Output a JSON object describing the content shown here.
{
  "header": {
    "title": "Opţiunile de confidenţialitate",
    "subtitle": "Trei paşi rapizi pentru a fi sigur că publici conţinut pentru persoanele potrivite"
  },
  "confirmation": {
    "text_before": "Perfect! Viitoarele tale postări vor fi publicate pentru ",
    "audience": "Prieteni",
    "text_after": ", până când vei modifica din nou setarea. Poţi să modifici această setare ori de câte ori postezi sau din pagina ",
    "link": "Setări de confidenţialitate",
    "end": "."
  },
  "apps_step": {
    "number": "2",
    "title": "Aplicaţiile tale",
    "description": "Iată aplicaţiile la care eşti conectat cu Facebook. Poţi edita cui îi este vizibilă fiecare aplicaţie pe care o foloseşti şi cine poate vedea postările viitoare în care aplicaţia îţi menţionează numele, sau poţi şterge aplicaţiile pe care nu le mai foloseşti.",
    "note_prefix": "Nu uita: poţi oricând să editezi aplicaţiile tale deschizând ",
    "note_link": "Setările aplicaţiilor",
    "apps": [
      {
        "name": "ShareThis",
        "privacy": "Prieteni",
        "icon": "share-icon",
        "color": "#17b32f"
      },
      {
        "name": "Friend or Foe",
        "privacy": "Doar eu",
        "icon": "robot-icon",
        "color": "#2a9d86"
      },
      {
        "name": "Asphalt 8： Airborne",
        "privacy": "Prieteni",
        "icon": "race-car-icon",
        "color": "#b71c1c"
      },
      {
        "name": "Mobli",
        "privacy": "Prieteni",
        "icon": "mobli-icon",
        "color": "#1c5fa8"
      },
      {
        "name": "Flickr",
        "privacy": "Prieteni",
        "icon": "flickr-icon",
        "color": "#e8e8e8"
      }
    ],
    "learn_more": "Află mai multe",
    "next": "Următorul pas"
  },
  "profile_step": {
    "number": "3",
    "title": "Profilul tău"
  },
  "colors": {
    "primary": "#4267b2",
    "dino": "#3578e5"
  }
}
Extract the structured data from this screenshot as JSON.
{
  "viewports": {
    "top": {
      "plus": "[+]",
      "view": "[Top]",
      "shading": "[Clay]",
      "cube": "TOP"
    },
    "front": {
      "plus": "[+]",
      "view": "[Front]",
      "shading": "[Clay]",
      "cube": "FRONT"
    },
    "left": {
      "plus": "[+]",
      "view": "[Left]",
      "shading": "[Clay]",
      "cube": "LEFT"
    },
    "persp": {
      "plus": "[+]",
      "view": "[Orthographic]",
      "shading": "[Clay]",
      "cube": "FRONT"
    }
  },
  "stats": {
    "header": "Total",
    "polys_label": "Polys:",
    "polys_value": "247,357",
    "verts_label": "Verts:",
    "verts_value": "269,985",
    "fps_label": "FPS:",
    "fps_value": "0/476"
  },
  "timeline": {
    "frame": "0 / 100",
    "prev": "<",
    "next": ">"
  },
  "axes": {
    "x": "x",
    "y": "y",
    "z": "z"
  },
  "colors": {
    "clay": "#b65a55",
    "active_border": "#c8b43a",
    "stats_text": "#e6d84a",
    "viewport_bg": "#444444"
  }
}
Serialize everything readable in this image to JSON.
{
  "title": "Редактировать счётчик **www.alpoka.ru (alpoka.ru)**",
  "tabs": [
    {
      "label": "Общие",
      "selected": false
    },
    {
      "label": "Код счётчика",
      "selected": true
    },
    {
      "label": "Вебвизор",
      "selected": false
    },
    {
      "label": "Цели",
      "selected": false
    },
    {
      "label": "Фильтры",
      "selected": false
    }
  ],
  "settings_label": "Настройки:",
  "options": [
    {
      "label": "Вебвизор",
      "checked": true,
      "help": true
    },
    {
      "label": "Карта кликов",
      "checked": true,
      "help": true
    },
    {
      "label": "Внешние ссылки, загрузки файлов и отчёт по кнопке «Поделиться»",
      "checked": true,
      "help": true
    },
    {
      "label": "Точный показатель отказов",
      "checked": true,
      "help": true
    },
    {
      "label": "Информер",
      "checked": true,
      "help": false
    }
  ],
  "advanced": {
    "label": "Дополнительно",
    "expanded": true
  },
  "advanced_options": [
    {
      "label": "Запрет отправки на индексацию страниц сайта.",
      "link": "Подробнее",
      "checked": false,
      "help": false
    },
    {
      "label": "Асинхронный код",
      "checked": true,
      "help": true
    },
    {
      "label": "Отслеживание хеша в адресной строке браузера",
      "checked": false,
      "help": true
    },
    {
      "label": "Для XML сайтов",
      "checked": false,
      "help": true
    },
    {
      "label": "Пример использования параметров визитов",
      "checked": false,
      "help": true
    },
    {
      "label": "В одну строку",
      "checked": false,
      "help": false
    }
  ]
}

▶ _Exercise prompt_
Copy all lines from the entries that contain the word "tale".

▶ _Response for this exercise_
    "text_before": "Perfect! Viitoarele tale postări vor fi publicate pentru ",
    "title": "Aplicaţiile tale",
    "note_prefix": "Nu uita: poţi oricând să editezi aplicaţiile tale deschizând ",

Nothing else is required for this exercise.